* Start *
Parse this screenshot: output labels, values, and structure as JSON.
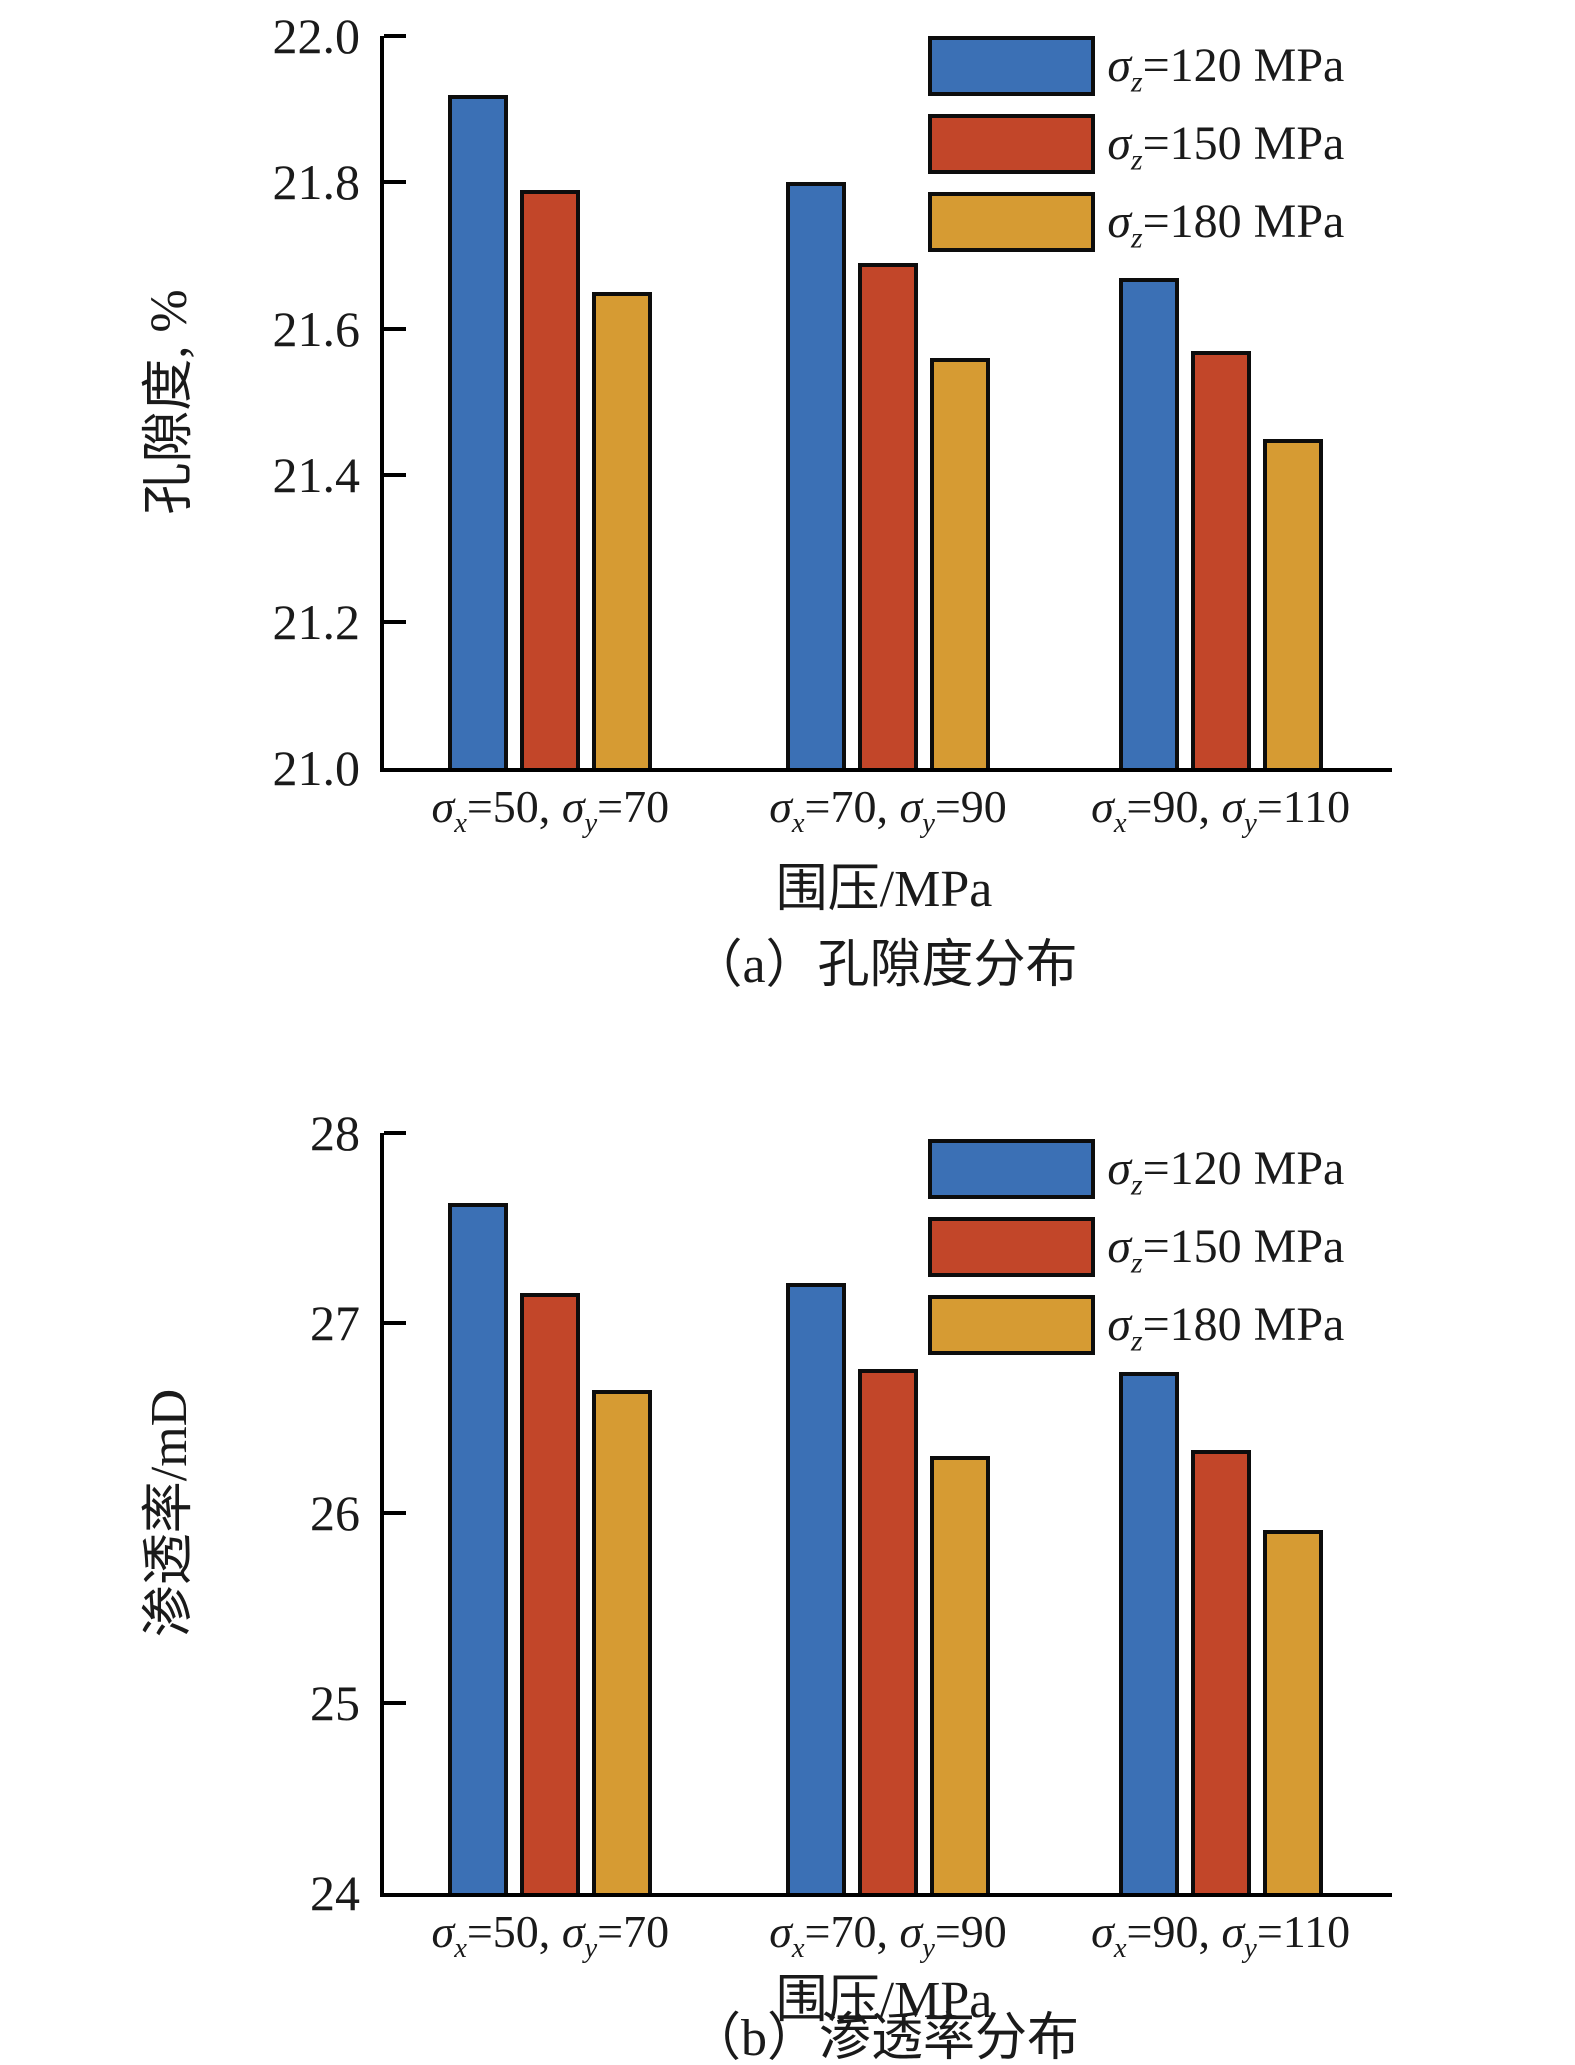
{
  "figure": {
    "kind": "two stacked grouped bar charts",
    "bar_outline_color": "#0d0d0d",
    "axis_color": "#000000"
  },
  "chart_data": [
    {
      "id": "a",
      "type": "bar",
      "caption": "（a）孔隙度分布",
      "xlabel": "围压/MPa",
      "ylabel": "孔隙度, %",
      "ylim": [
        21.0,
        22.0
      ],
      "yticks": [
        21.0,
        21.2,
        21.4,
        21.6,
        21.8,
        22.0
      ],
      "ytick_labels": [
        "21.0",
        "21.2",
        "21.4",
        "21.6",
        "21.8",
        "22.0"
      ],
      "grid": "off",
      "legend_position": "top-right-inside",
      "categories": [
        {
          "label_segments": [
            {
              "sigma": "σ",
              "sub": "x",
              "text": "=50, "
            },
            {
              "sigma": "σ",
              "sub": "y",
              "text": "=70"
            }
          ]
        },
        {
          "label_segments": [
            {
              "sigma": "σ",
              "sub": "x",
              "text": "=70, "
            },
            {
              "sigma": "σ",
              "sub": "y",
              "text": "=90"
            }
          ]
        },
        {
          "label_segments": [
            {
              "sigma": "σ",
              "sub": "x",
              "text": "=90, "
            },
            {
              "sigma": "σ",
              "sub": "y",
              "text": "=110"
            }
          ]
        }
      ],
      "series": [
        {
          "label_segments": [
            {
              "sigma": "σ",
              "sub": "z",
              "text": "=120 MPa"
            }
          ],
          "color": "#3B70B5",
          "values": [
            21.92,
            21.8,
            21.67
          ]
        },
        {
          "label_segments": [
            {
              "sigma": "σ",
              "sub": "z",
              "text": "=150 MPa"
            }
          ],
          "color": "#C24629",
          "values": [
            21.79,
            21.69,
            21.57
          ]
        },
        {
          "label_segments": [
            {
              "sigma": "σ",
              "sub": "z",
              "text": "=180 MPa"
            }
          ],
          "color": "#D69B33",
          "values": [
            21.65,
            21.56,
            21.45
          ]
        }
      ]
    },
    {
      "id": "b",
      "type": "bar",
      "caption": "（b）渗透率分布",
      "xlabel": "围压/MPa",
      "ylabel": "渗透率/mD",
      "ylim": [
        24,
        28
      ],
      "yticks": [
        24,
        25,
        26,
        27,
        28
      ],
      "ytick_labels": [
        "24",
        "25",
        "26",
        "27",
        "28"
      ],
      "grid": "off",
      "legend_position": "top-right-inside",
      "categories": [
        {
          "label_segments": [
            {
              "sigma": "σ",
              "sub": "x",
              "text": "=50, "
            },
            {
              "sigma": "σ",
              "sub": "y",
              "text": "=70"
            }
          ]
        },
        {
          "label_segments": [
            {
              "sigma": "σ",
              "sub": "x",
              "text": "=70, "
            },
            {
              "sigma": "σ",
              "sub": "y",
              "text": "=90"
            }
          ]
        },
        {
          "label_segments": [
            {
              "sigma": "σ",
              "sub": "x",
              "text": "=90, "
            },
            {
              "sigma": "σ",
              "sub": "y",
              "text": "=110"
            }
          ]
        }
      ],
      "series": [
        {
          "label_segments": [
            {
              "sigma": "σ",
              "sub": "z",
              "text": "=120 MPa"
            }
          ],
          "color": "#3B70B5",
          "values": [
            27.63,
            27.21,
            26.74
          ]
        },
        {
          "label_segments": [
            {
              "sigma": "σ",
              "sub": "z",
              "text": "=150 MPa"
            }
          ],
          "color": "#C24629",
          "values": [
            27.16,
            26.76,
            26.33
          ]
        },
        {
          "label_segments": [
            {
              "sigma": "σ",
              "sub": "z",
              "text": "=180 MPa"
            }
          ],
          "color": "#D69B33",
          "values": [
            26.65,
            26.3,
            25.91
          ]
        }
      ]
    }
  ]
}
* End *
## Description of the task
Copy every line above word for word and exclude the pictures.

## Full answer
Parse this screenshot: output labels, values, and structure as JSON.
{
  "figure": {
    "kind": "two stacked grouped bar charts",
    "bar_outline_color": "#0d0d0d",
    "axis_color": "#000000"
  },
  "chart_data": [
    {
      "id": "a",
      "type": "bar",
      "caption": "（a）孔隙度分布",
      "xlabel": "围压/MPa",
      "ylabel": "孔隙度, %",
      "ylim": [
        21.0,
        22.0
      ],
      "yticks": [
        21.0,
        21.2,
        21.4,
        21.6,
        21.8,
        22.0
      ],
      "ytick_labels": [
        "21.0",
        "21.2",
        "21.4",
        "21.6",
        "21.8",
        "22.0"
      ],
      "grid": "off",
      "legend_position": "top-right-inside",
      "categories": [
        {
          "label_segments": [
            {
              "sigma": "σ",
              "sub": "x",
              "text": "=50, "
            },
            {
              "sigma": "σ",
              "sub": "y",
              "text": "=70"
            }
          ]
        },
        {
          "label_segments": [
            {
              "sigma": "σ",
              "sub": "x",
              "text": "=70, "
            },
            {
              "sigma": "σ",
              "sub": "y",
              "text": "=90"
            }
          ]
        },
        {
          "label_segments": [
            {
              "sigma": "σ",
              "sub": "x",
              "text": "=90, "
            },
            {
              "sigma": "σ",
              "sub": "y",
              "text": "=110"
            }
          ]
        }
      ],
      "series": [
        {
          "label_segments": [
            {
              "sigma": "σ",
              "sub": "z",
              "text": "=120 MPa"
            }
          ],
          "color": "#3B70B5",
          "values": [
            21.92,
            21.8,
            21.67
          ]
        },
        {
          "label_segments": [
            {
              "sigma": "σ",
              "sub": "z",
              "text": "=150 MPa"
            }
          ],
          "color": "#C24629",
          "values": [
            21.79,
            21.69,
            21.57
          ]
        },
        {
          "label_segments": [
            {
              "sigma": "σ",
              "sub": "z",
              "text": "=180 MPa"
            }
          ],
          "color": "#D69B33",
          "values": [
            21.65,
            21.56,
            21.45
          ]
        }
      ]
    },
    {
      "id": "b",
      "type": "bar",
      "caption": "（b）渗透率分布",
      "xlabel": "围压/MPa",
      "ylabel": "渗透率/mD",
      "ylim": [
        24,
        28
      ],
      "yticks": [
        24,
        25,
        26,
        27,
        28
      ],
      "ytick_labels": [
        "24",
        "25",
        "26",
        "27",
        "28"
      ],
      "grid": "off",
      "legend_position": "top-right-inside",
      "categories": [
        {
          "label_segments": [
            {
              "sigma": "σ",
              "sub": "x",
              "text": "=50, "
            },
            {
              "sigma": "σ",
              "sub": "y",
              "text": "=70"
            }
          ]
        },
        {
          "label_segments": [
            {
              "sigma": "σ",
              "sub": "x",
              "text": "=70, "
            },
            {
              "sigma": "σ",
              "sub": "y",
              "text": "=90"
            }
          ]
        },
        {
          "label_segments": [
            {
              "sigma": "σ",
              "sub": "x",
              "text": "=90, "
            },
            {
              "sigma": "σ",
              "sub": "y",
              "text": "=110"
            }
          ]
        }
      ],
      "series": [
        {
          "label_segments": [
            {
              "sigma": "σ",
              "sub": "z",
              "text": "=120 MPa"
            }
          ],
          "color": "#3B70B5",
          "values": [
            27.63,
            27.21,
            26.74
          ]
        },
        {
          "label_segments": [
            {
              "sigma": "σ",
              "sub": "z",
              "text": "=150 MPa"
            }
          ],
          "color": "#C24629",
          "values": [
            27.16,
            26.76,
            26.33
          ]
        },
        {
          "label_segments": [
            {
              "sigma": "σ",
              "sub": "z",
              "text": "=180 MPa"
            }
          ],
          "color": "#D69B33",
          "values": [
            26.65,
            26.3,
            25.91
          ]
        }
      ]
    }
  ]
}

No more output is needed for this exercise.